BEGIN Document section

Real-World Robotic Manipulation

For real robot tasks, the approach yields superior success: e.g., in the Wipe-Board task, it achieves 83% sub-task and 60% whole-task completion, compared to 43% and 10% for the InternVL3.5 baseline, respectively. Generalization to unseen environments also shows strong sub-task completion robustness (44% and 83% vs baseline 42% and 40%) and substantial whole-task improvements. Qualitative examples confirm that the model maintains spatial grounding, accurately localizes objects, and executes multi-step manipulations reliably. Figure 4

Figure 4: Qualitative results of the spatial-aware VLA model performing real robot tasks, demonstrating accurate spatial reasoning and robust multi-step manipulation in varied real-world scenarios.

Failure analysis indicates that residual errors predominantly concern fine motor execution, not high-level spatial reasoning, contrasting with baseline models that fail due to poor 2D-3D correspondence. Figure 5

Figure 5: Typical failure cases for both the spatial-aware VLA model and InternVL-3.5 baseline, highlighting errors in fine manipulation (ours) versus spatial localization (baseline).

Ablation and Spatial Reasoning Analysis

Ablation studies establish that both the dual-encoder architecture and spatial-aware pretraining are necessary for maximum performance; removing either degrades LIBERO average accuracy by 1–2%, and 3.7% if both are absent.

Spatial reasoning evaluation on held-out 3D-VQA pairs shows that after pretraining, the model's direction accuracy improves to 1.82/3 versus 1.22/3 for InternVL3.5, and average distance error reduces from 0.18m to 0.12m. This demonstrates effective 3D spatial understanding acquired solely from human video supervision. Figure 6

Figure 6: Distribution of direction and distance errors comparing the SAP-VLA pretraining to InternVL3.5, evidencing significant improvements in spatial prediction fidelity after alignment.

Predicted trajectories from action annotation pretraining further illustrate that the model learns to produce smooth, affordance-aligned motions consistent with instruction, whereas ground-truth trajectories are more noisy due to natural human variation. Figure 7

Figure 7: Qualitative visualization of predicted (blue) versus ground-truth (red) motion trajectories, showing goal-directed, physically grounded movement after pretraining.

END Document section
BEGIN Provided records

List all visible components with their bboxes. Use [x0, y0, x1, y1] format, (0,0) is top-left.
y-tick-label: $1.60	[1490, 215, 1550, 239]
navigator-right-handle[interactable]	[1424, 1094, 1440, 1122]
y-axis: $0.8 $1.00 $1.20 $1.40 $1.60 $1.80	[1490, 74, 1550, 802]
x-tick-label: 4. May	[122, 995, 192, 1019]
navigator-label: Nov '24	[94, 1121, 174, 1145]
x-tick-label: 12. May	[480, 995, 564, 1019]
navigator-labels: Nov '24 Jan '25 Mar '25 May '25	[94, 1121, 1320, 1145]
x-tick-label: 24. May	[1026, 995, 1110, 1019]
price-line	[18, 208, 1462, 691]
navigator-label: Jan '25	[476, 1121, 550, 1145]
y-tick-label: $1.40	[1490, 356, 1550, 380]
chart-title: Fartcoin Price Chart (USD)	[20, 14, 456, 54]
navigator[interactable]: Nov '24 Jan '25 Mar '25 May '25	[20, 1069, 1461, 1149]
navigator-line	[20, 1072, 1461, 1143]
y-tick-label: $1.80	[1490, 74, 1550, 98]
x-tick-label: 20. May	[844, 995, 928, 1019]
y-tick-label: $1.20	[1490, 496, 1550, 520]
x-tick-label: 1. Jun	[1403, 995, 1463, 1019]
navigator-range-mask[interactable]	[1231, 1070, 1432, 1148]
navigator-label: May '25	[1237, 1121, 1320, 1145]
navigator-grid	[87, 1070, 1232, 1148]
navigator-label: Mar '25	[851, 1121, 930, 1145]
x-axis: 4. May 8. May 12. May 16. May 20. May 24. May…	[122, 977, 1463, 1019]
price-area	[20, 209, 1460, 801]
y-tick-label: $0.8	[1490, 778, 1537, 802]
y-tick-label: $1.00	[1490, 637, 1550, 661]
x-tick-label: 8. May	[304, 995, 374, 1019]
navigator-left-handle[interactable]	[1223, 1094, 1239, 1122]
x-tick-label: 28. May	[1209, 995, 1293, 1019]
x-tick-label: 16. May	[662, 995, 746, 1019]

END Provided records

Assigned task 1
In the robotic manipulation excerpt, what whole-task completion rate does the approach achieve on the Wipe-Board task?
Assigned task 2
Pick up the robotic manipulation excerpt after its final sentence and keep writing.

Final answer 1
60%, compared to 10% for the InternVL3.5 baseline.

Final answer 2
Theoretical and Practical Implications

The SAP-VLA approach fundamentally shifts the pretraining paradigm for VLA models from robot-only or synthetic-data-centric to one that leverages abundant and diverse human video data with explicit 3D annotation. This inductively equips downstream policies with strong spatial priors prior to any robot-specific adaptation. From a theoretical standpoint, it directly bridges the perception-action gap, demonstrating that rich 2D–3D correspondence learned from non-robotic sources can yield policy representations with high sample efficiency and robust generalization. Practically, this pretraining reduces the data requirements for robot-specific finetuning and improves transferability to novel environments, spatial configurations, and manipulation strategies.

Future directions may include combining human- and robot-data pretraining for further synergistic gains, integrating this alignment with more advanced 3D perception modules, and scaling to broader classes of embodied agents and tasks.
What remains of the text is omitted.